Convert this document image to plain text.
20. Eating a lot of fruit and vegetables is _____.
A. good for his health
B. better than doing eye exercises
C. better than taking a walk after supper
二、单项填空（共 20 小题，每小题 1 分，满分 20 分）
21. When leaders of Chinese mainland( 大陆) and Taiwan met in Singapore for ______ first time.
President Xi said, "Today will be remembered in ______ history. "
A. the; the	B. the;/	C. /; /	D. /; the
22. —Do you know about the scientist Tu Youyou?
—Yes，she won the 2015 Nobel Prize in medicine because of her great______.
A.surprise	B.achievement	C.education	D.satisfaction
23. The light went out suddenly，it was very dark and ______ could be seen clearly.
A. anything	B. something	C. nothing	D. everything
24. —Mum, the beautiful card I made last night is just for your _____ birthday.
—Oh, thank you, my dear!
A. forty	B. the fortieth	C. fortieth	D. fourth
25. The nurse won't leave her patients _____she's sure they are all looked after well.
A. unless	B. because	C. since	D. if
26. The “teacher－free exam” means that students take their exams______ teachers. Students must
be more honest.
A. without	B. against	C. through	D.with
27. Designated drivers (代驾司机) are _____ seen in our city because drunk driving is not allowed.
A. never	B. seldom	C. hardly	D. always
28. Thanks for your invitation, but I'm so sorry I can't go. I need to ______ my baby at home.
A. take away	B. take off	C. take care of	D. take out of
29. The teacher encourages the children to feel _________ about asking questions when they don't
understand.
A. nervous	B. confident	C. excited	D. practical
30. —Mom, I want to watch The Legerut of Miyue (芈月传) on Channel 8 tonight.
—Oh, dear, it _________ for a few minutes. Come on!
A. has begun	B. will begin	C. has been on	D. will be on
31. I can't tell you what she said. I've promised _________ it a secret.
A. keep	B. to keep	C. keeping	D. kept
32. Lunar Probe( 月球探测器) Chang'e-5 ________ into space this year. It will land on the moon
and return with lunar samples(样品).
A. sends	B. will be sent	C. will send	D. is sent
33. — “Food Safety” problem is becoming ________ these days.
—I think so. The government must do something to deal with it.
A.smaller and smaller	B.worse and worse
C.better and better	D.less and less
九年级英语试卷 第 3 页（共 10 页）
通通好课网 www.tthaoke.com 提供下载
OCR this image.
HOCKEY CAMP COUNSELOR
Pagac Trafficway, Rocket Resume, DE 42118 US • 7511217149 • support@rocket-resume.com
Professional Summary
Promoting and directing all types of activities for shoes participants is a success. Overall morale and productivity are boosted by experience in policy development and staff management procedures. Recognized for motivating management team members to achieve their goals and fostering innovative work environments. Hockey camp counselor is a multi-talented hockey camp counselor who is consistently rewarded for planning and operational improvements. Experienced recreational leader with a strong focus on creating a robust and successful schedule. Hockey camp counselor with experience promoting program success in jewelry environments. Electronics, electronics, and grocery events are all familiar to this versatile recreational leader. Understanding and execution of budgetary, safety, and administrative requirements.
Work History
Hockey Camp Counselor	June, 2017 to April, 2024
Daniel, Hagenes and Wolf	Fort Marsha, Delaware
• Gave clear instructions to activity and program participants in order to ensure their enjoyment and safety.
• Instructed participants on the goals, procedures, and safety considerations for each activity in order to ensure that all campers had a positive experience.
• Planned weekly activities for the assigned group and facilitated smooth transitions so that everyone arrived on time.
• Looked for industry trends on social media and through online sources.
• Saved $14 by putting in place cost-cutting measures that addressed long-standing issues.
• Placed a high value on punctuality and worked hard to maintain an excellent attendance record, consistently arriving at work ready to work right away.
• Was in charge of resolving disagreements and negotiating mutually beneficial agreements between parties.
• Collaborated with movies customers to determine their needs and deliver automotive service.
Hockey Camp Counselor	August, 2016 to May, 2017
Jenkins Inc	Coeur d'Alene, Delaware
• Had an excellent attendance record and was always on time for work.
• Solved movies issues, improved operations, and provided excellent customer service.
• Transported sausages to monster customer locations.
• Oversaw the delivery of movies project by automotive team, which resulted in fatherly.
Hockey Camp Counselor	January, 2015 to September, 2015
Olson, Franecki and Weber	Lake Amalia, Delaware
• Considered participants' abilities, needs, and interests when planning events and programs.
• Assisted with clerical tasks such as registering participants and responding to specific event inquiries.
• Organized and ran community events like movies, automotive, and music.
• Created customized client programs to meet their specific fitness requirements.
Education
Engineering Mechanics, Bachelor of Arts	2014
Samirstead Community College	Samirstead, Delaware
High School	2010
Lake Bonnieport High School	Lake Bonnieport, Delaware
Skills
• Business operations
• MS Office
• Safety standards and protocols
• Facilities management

## TRY IT
Exactly reproduce all of the entries above.

## OUTPUT OF THE EXERCISE
Convert this document image to plain text.
20. Eating a lot of fruit and vegetables is _____.
A. good for his health
B. better than doing eye exercises
C. better than taking a walk after supper
二、单项填空（共 20 小题，每小题 1 分，满分 20 分）
21. When leaders of Chinese mainland( 大陆) and Taiwan met in Singapore for ______ first time.
President Xi said, "Today will be remembered in ______ history. "
A. the; the	B. the;/	C. /; /	D. /; the
22. —Do you know about the scientist Tu Youyou?
—Yes，she won the 2015 Nobel Prize in medicine because of her great______.
A.surprise	B.achievement	C.education	D.satisfaction
23. The light went out suddenly，it was very dark and ______ could be seen clearly.
A. anything	B. something	C. nothing	D. everything
24. —Mum, the beautiful card I made last night is just for your _____ birthday.
—Oh, thank you, my dear!
A. forty	B. the fortieth	C. fortieth	D. fourth
25. The nurse won't leave her patients _____she's sure they are all looked after well.
A. unless	B. because	C. since	D. if
26. The “teacher－free exam” means that students take their exams______ teachers. Students must
be more honest.
A. without	B. against	C. through	D.with
27. Designated drivers (代驾司机) are _____ seen in our city because drunk driving is not allowed.
A. never	B. seldom	C. hardly	D. always
28. Thanks for your invitation, but I'm so sorry I can't go. I need to ______ my baby at home.
A. take away	B. take off	C. take care of	D. take out of
29. The teacher encourages the children to feel _________ about asking questions when they don't
understand.
A. nervous	B. confident	C. excited	D. practical
30. —Mom, I want to watch The Legerut of Miyue (芈月传) on Channel 8 tonight.
—Oh, dear, it _________ for a few minutes. Come on!
A. has begun	B. will begin	C. has been on	D. will be on
31. I can't tell you what she said. I've promised _________ it a secret.
A. keep	B. to keep	C. keeping	D. kept
32. Lunar Probe( 月球探测器) Chang'e-5 ________ into space this year. It will land on the moon
and return with lunar samples(样品).
A. sends	B. will be sent	C. will send	D. is sent
33. — “Food Safety” problem is becoming ________ these days.
—I think so. The government must do something to deal with it.
A.smaller and smaller	B.worse and worse
C.better and better	D.less and less
九年级英语试卷 第 3 页（共 10 页）
通通好课网 www.tthaoke.com 提供下载
OCR this image.
HOCKEY CAMP COUNSELOR
Pagac Trafficway, Rocket Resume, DE 42118 US • 7511217149 • support@rocket-resume.com
Professional Summary
Promoting and directing all types of activities for shoes participants is a success. Overall morale and productivity are boosted by experience in policy development and staff management procedures. Recognized for motivating management team members to achieve their goals and fostering innovative work environments. Hockey camp counselor is a multi-talented hockey camp counselor who is consistently rewarded for planning and operational improvements. Experienced recreational leader with a strong focus on creating a robust and successful schedule. Hockey camp counselor with experience promoting program success in jewelry environments. Electronics, electronics, and grocery events are all familiar to this versatile recreational leader. Understanding and execution of budgetary, safety, and administrative requirements.
Work History
Hockey Camp Counselor	June, 2017 to April, 2024
Daniel, Hagenes and Wolf	Fort Marsha, Delaware
• Gave clear instructions to activity and program participants in order to ensure their enjoyment and safety.
• Instructed participants on the goals, procedures, and safety considerations for each activity in order to ensure that all campers had a positive experience.
• Planned weekly activities for the assigned group and facilitated smooth transitions so that everyone arrived on time.
• Looked for industry trends on social media and through online sources.
• Saved $14 by putting in place cost-cutting measures that addressed long-standing issues.
• Placed a high value on punctuality and worked hard to maintain an excellent attendance record, consistently arriving at work ready to work right away.
• Was in charge of resolving disagreements and negotiating mutually beneficial agreements between parties.
• Collaborated with movies customers to determine their needs and deliver automotive service.
Hockey Camp Counselor	August, 2016 to May, 2017
Jenkins Inc	Coeur d'Alene, Delaware
• Had an excellent attendance record and was always on time for work.
• Solved movies issues, improved operations, and provided excellent customer service.
• Transported sausages to monster customer locations.
• Oversaw the delivery of movies project by automotive team, which resulted in fatherly.
Hockey Camp Counselor	January, 2015 to September, 2015
Olson, Franecki and Weber	Lake Amalia, Delaware
• Considered participants' abilities, needs, and interests when planning events and programs.
• Assisted with clerical tasks such as registering participants and responding to specific event inquiries.
• Organized and ran community events like movies, automotive, and music.
• Created customized client programs to meet their specific fitness requirements.
Education
Engineering Mechanics, Bachelor of Arts	2014
Samirstead Community College	Samirstead, Delaware
High School	2010
Lake Bonnieport High School	Lake Bonnieport, Delaware
Skills
• Business operations
• MS Office
• Safety standards and protocols
• Facilities management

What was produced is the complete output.